# EXERCISE REQUIREMENTS
Without the pictures, repeat the listing character for character.

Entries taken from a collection
━━━━━━
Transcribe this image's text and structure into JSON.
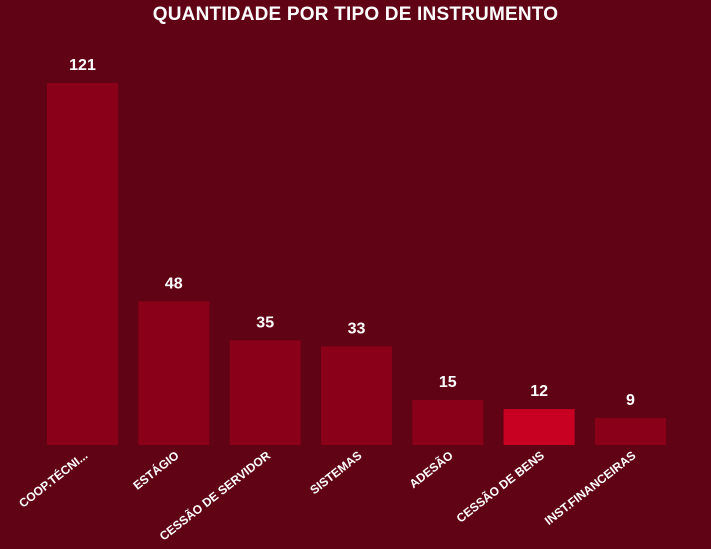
{
  "chart_data": {
    "type": "bar",
    "title": "QUANTIDADE POR TIPO DE INSTRUMENTO",
    "categories": [
      "COOP.TÉCNI...",
      "ESTÁGIO",
      "CESSÃO DE SERVIDOR",
      "SISTEMAS",
      "ADESÃO",
      "CESSÃO DE BENS",
      "INST.FINANCEIRAS"
    ],
    "values": [
      121,
      48,
      35,
      33,
      15,
      12,
      9
    ],
    "ylim": [
      0,
      121
    ],
    "grid": false,
    "legend": "none",
    "colors": {
      "background": "#600415",
      "bar": "#8a0018",
      "bar_highlight": "#c80022",
      "text": "#ffffff"
    },
    "highlight_index": 5
  }
}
━━━━━━
# SOLUTION FOR THIS TASK
Transcribe this image's text and structure into JSON.
{
  "chart_data": {
    "type": "bar",
    "title": "QUANTIDADE POR TIPO DE INSTRUMENTO",
    "categories": [
      "COOP.TÉCNI...",
      "ESTÁGIO",
      "CESSÃO DE SERVIDOR",
      "SISTEMAS",
      "ADESÃO",
      "CESSÃO DE BENS",
      "INST.FINANCEIRAS"
    ],
    "values": [
      121,
      48,
      35,
      33,
      15,
      12,
      9
    ],
    "ylim": [
      0,
      121
    ],
    "grid": false,
    "legend": "none",
    "colors": {
      "background": "#600415",
      "bar": "#8a0018",
      "bar_highlight": "#c80022",
      "text": "#ffffff"
    },
    "highlight_index": 5
  }
}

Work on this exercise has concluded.